== SET TASK ==
Transcribe each of the records below exactly, excluding all pictures.

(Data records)

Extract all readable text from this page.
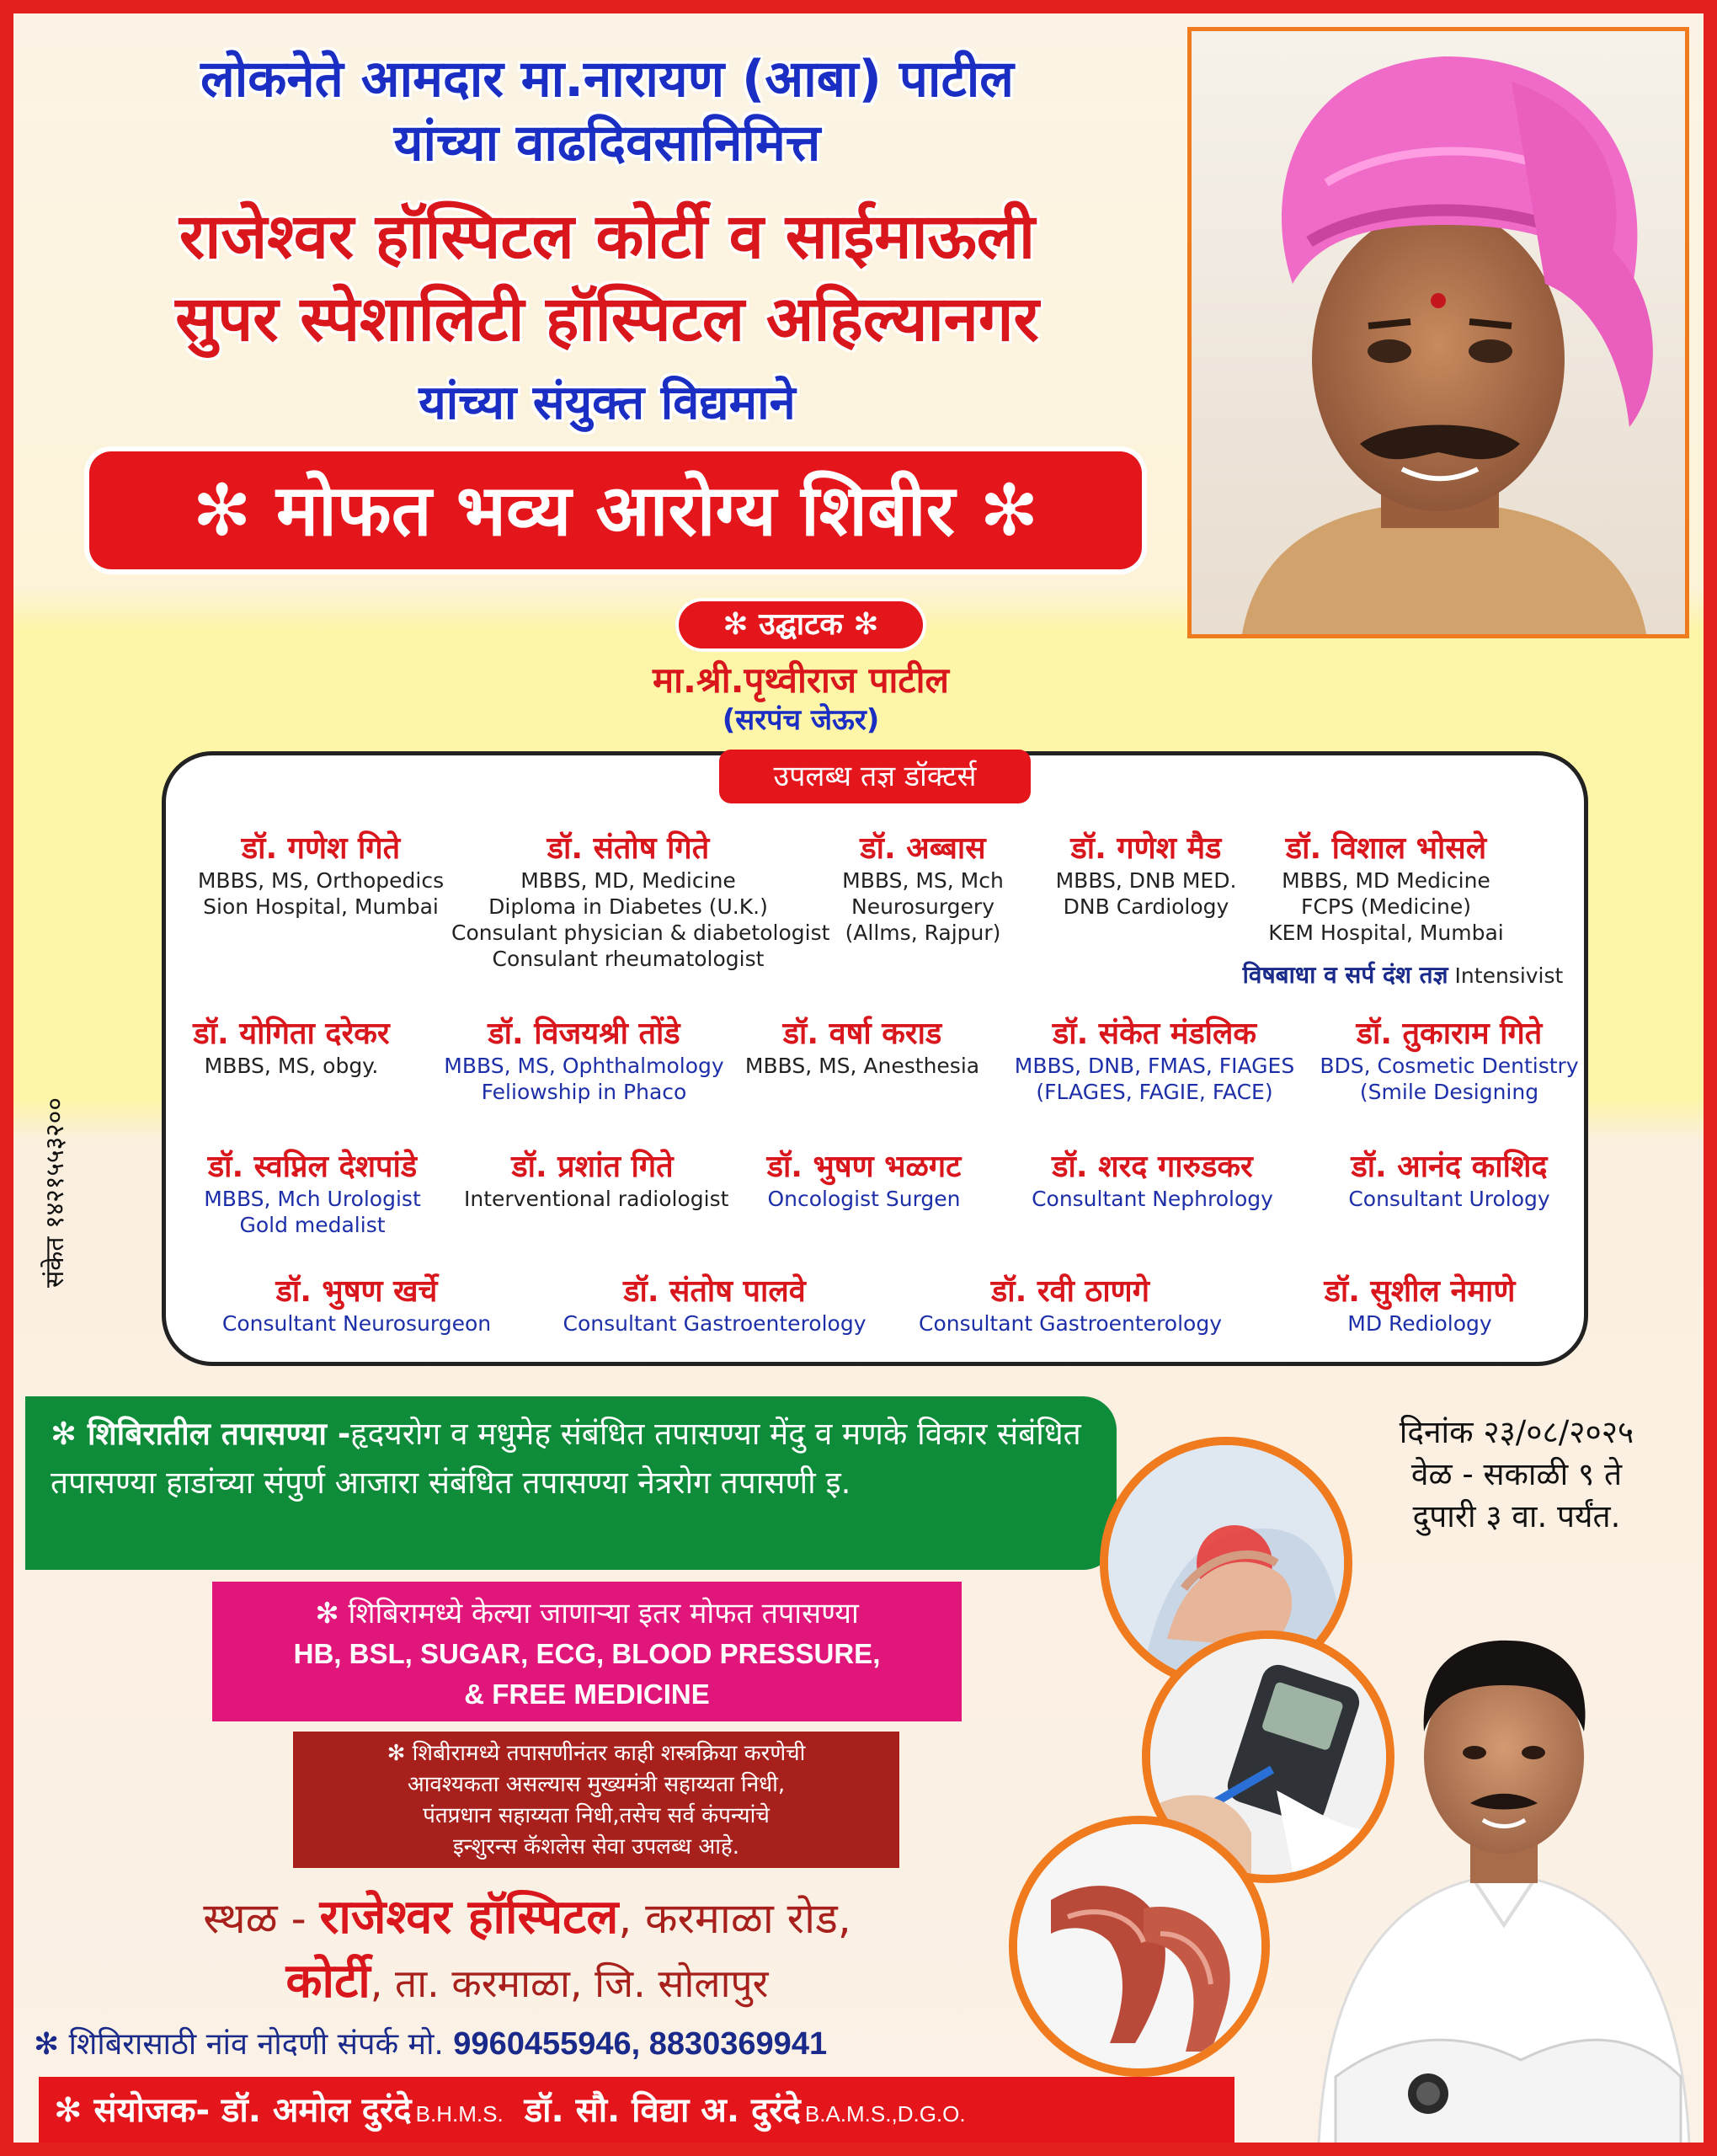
लोकनेते आमदार मा.नारायण (आबा) पाटील
यांच्या वाढदिवसानिमित्त
राजेश्वर हॉस्पिटल कोर्टी व साईमाऊली
सुपर स्पेशालिटी हॉस्पिटल अहिल्यानगर
यांच्या संयुक्त विद्यमाने
✻ मोफत भव्य आरोग्य शिबीर ✻
✻ उद्घाटक ✻
मा.श्री.पृथ्वीराज पाटील
(सरपंच जेऊर)
उपलब्ध तज्ञ डॉक्टर्स
डॉ. गणेश गिते
MBBS, MS, Orthopedics
Sion Hospital, Mumbai
डॉ. संतोष गिते
MBBS, MD, Medicine
Diploma in Diabetes (U.K.)
Consulant physician & diabetologist
Consulant rheumatologist
डॉ. अब्बास
MBBS, MS, Mch
Neurosurgery
(Allms, Rajpur)
डॉ. गणेश मैड
MBBS, DNB MED.
DNB Cardiology
डॉ. विशाल भोसले
MBBS, MD Medicine
FCPS (Medicine)
KEM Hospital, Mumbai
विषबाधा व सर्प दंश तज्ञ Intensivist
डॉ. योगिता दरेकर
MBBS, MS, obgy.
डॉ. विजयश्री तोंडे
MBBS, MS, Ophthalmology
Feliowship in Phaco
डॉ. वर्षा कराड
MBBS, MS, Anesthesia
डॉ. संकेत मंडलिक
MBBS, DNB, FMAS, FIAGES
(FLAGES, FAGIE, FACE)
डॉ. तुकाराम गिते
BDS, Cosmetic Dentistry
(Smile Designing
डॉ. स्वप्निल देशपांडे
MBBS, Mch Urologist
Gold medalist
डॉ. प्रशांत गिते
Interventional radiologist
डॉ. भुषण भळगट
Oncologist Surgen
डॉ. शरद गारुडकर
Consultant Nephrology
डॉ. आनंद काशिद
Consultant Urology
डॉ. भुषण खर्चे
Consultant Neurosurgeon
डॉ. संतोष पालवे
Consultant Gastroenterology
डॉ. रवी ठाणगे
Consultant Gastroenterology
डॉ. सुशील नेमाणे
MD Rediology
संकेत १४२१५५३२००
✻ शिबिरातील तपासण्या -हृदयरोग व मधुमेह संबंधित तपासण्या मेंदु व मणके विकार संबंधित तपासण्या हाडांच्या संपुर्ण आजारा संबंधित तपासण्या नेत्ररोग तपासणी इ.
दिनांक २३/०८/२०२५
वेळ - सकाळी ९ ते
दुपारी ३ वा. पर्यंत.
✻ शिबिरामध्ये केल्या जाणाऱ्या इतर मोफत तपासण्या
HB, BSL, SUGAR, ECG, BLOOD PRESSURE,
& FREE MEDICINE
✻ शिबीरामध्ये तपासणीनंतर काही शस्त्रक्रिया करणेची
आवश्यकता असल्यास मुख्यमंत्री सहाय्यता निधी,
पंतप्रधान सहाय्यता निधी,तसेच सर्व कंपन्यांचे
इन्शुरन्स कॅशलेस सेवा उपलब्ध आहे.
स्थळ - राजेश्वर हॉस्पिटल, करमाळा रोड,
कोर्टी, ता. करमाळा, जि. सोलापुर
✻ शिबिरासाठी नांव नोदणी संपर्क मो. 9960455946, 8830369941
✻ संयोजक- डॉ. अमोल दुरंदे B.H.M.S. डॉ. सौ. विद्या अ. दुरंदे B.A.M.S.,D.G.O.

== REPLY ==
Extract all readable text from this page.
लोकनेते आमदार मा.नारायण (आबा) पाटील
यांच्या वाढदिवसानिमित्त
राजेश्वर हॉस्पिटल कोर्टी व साईमाऊली
सुपर स्पेशालिटी हॉस्पिटल अहिल्यानगर
यांच्या संयुक्त विद्यमाने
✻ मोफत भव्य आरोग्य शिबीर ✻
✻ उद्घाटक ✻
मा.श्री.पृथ्वीराज पाटील
(सरपंच जेऊर)
उपलब्ध तज्ञ डॉक्टर्स
डॉ. गणेश गिते
MBBS, MS, Orthopedics
Sion Hospital, Mumbai
डॉ. संतोष गिते
MBBS, MD, Medicine
Diploma in Diabetes (U.K.)
Consulant physician & diabetologist
Consulant rheumatologist
डॉ. अब्बास
MBBS, MS, Mch
Neurosurgery
(Allms, Rajpur)
डॉ. गणेश मैड
MBBS, DNB MED.
DNB Cardiology
डॉ. विशाल भोसले
MBBS, MD Medicine
FCPS (Medicine)
KEM Hospital, Mumbai
विषबाधा व सर्प दंश तज्ञ Intensivist
डॉ. योगिता दरेकर
MBBS, MS, obgy.
डॉ. विजयश्री तोंडे
MBBS, MS, Ophthalmology
Feliowship in Phaco
डॉ. वर्षा कराड
MBBS, MS, Anesthesia
डॉ. संकेत मंडलिक
MBBS, DNB, FMAS, FIAGES
(FLAGES, FAGIE, FACE)
डॉ. तुकाराम गिते
BDS, Cosmetic Dentistry
(Smile Designing
डॉ. स्वप्निल देशपांडे
MBBS, Mch Urologist
Gold medalist
डॉ. प्रशांत गिते
Interventional radiologist
डॉ. भुषण भळगट
Oncologist Surgen
डॉ. शरद गारुडकर
Consultant Nephrology
डॉ. आनंद काशिद
Consultant Urology
डॉ. भुषण खर्चे
Consultant Neurosurgeon
डॉ. संतोष पालवे
Consultant Gastroenterology
डॉ. रवी ठाणगे
Consultant Gastroenterology
डॉ. सुशील नेमाणे
MD Rediology
संकेत १४२१५५३२००
✻ शिबिरातील तपासण्या -हृदयरोग व मधुमेह संबंधित तपासण्या मेंदु व मणके विकार संबंधित तपासण्या हाडांच्या संपुर्ण आजारा संबंधित तपासण्या नेत्ररोग तपासणी इ.
दिनांक २३/०८/२०२५
वेळ - सकाळी ९ ते
दुपारी ३ वा. पर्यंत.
✻ शिबिरामध्ये केल्या जाणाऱ्या इतर मोफत तपासण्या
HB, BSL, SUGAR, ECG, BLOOD PRESSURE,
& FREE MEDICINE
✻ शिबीरामध्ये तपासणीनंतर काही शस्त्रक्रिया करणेची
आवश्यकता असल्यास मुख्यमंत्री सहाय्यता निधी,
पंतप्रधान सहाय्यता निधी,तसेच सर्व कंपन्यांचे
इन्शुरन्स कॅशलेस सेवा उपलब्ध आहे.
स्थळ - राजेश्वर हॉस्पिटल, करमाळा रोड,
कोर्टी, ता. करमाळा, जि. सोलापुर
✻ शिबिरासाठी नांव नोदणी संपर्क मो. 9960455946, 8830369941
✻ संयोजक- डॉ. अमोल दुरंदे B.H.M.S. डॉ. सौ. विद्या अ. दुरंदे B.A.M.S.,D.G.O.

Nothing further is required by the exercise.